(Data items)
* BEGIN *

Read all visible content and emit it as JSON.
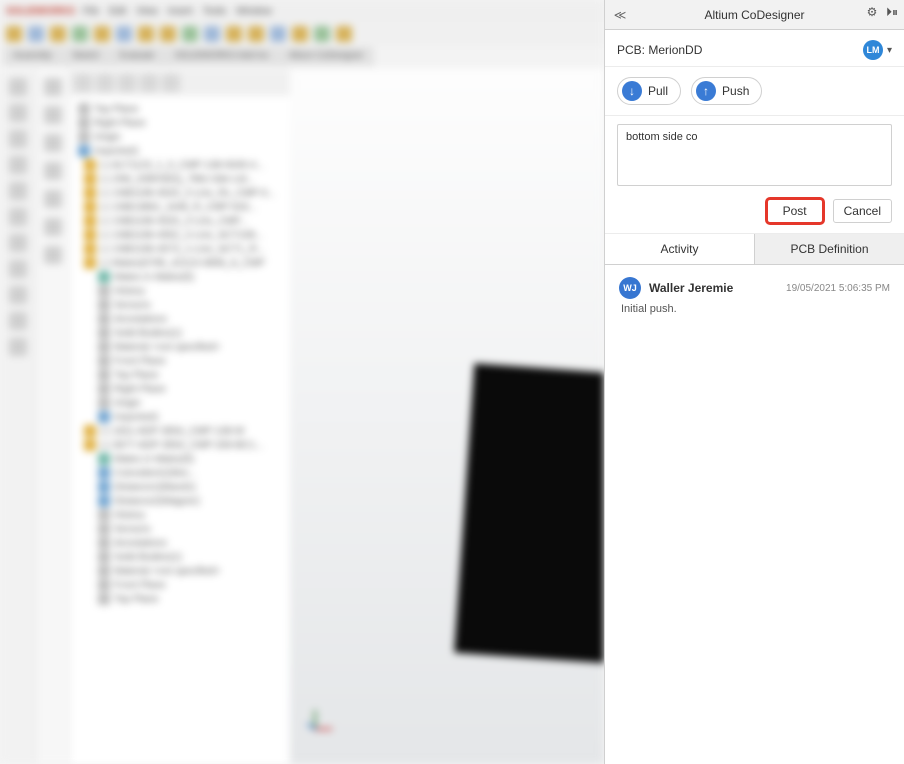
{
  "cad": {
    "app_name": "SOLIDWORKS",
    "menu": [
      "File",
      "Edit",
      "View",
      "Insert",
      "Tools",
      "Window"
    ],
    "tabs": [
      "Assembly",
      "Sketch",
      "Evaluate",
      "SOLIDWORKS Add-Ins",
      "Altium CoDesigner"
    ],
    "tree": {
      "planes": [
        "Top Plane",
        "Right Plane",
        "Origin",
        "Imported1"
      ],
      "parts": [
        "(-) ALT1123_1_0_CMP-138-0045-4...",
        "(-) 2N6_039HSEQ_786c-0de-Ltd...",
        "(-) 1NB1196-3520_2-Line_Rc_CMP-0...",
        "(-) 1NB13862_1648_R_CMP-043...",
        "(-) 1NB1196-4520_2-Line_CMP...",
        "(-) 1NB1196-4552_2-Line_ACT108...",
        "(-) 1NB1196-4573_1-Line_ACT1_R...",
        "(-) Mates(5795_4211S-0808_A_CMP"
      ],
      "sub1": [
        "Mates in Mates(5)",
        "History",
        "Sensors",
        "Annotations",
        "Solid Bodies(1)",
        "Material <not specified>",
        "Front Plane",
        "Top Plane",
        "Right Plane",
        "Origin",
        "Imported1"
      ],
      "parts2": [
        "(-) 1811-ADP-3554_CMP-138-W",
        "(-) 3677-ADP-3554_CMP-206-BC1..."
      ],
      "sub2": [
        "Mates in Mates(5)",
        "Coincident1(Wor...",
        "Distance1(Mand1)",
        "Distance2(Wagner)",
        "History",
        "Sensors",
        "Annotations",
        "Solid Bodies(1)",
        "Material <not specified>",
        "Front Plane",
        "Top Plane"
      ]
    }
  },
  "panel": {
    "title": "Altium CoDesigner",
    "pcb_label": "PCB:",
    "pcb_name": "MerionDD",
    "user_initials": "LM",
    "pull_label": "Pull",
    "push_label": "Push",
    "comment_value": "bottom side co",
    "post_label": "Post",
    "cancel_label": "Cancel",
    "tabs": {
      "activity": "Activity",
      "definition": "PCB Definition"
    },
    "activity": [
      {
        "avatar": "WJ",
        "user": "Waller Jeremie",
        "time": "19/05/2021 5:06:35 PM",
        "message": "Initial push."
      }
    ]
  }
}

* END *

- Short problem -
Transcribe the records above exactly, omitting every picture they contain.

- Response for this exercise -
Read all visible content and emit it as JSON.
{
  "cad": {
    "app_name": "SOLIDWORKS",
    "menu": [
      "File",
      "Edit",
      "View",
      "Insert",
      "Tools",
      "Window"
    ],
    "tabs": [
      "Assembly",
      "Sketch",
      "Evaluate",
      "SOLIDWORKS Add-Ins",
      "Altium CoDesigner"
    ],
    "tree": {
      "planes": [
        "Top Plane",
        "Right Plane",
        "Origin",
        "Imported1"
      ],
      "parts": [
        "(-) ALT1123_1_0_CMP-138-0045-4...",
        "(-) 2N6_039HSEQ_786c-0de-Ltd...",
        "(-) 1NB1196-3520_2-Line_Rc_CMP-0...",
        "(-) 1NB13862_1648_R_CMP-043...",
        "(-) 1NB1196-4520_2-Line_CMP...",
        "(-) 1NB1196-4552_2-Line_ACT108...",
        "(-) 1NB1196-4573_1-Line_ACT1_R...",
        "(-) Mates(5795_4211S-0808_A_CMP"
      ],
      "sub1": [
        "Mates in Mates(5)",
        "History",
        "Sensors",
        "Annotations",
        "Solid Bodies(1)",
        "Material <not specified>",
        "Front Plane",
        "Top Plane",
        "Right Plane",
        "Origin",
        "Imported1"
      ],
      "parts2": [
        "(-) 1811-ADP-3554_CMP-138-W",
        "(-) 3677-ADP-3554_CMP-206-BC1..."
      ],
      "sub2": [
        "Mates in Mates(5)",
        "Coincident1(Wor...",
        "Distance1(Mand1)",
        "Distance2(Wagner)",
        "History",
        "Sensors",
        "Annotations",
        "Solid Bodies(1)",
        "Material <not specified>",
        "Front Plane",
        "Top Plane"
      ]
    }
  },
  "panel": {
    "title": "Altium CoDesigner",
    "pcb_label": "PCB:",
    "pcb_name": "MerionDD",
    "user_initials": "LM",
    "pull_label": "Pull",
    "push_label": "Push",
    "comment_value": "bottom side co",
    "post_label": "Post",
    "cancel_label": "Cancel",
    "tabs": {
      "activity": "Activity",
      "definition": "PCB Definition"
    },
    "activity": [
      {
        "avatar": "WJ",
        "user": "Waller Jeremie",
        "time": "19/05/2021 5:06:35 PM",
        "message": "Initial push."
      }
    ]
  }
}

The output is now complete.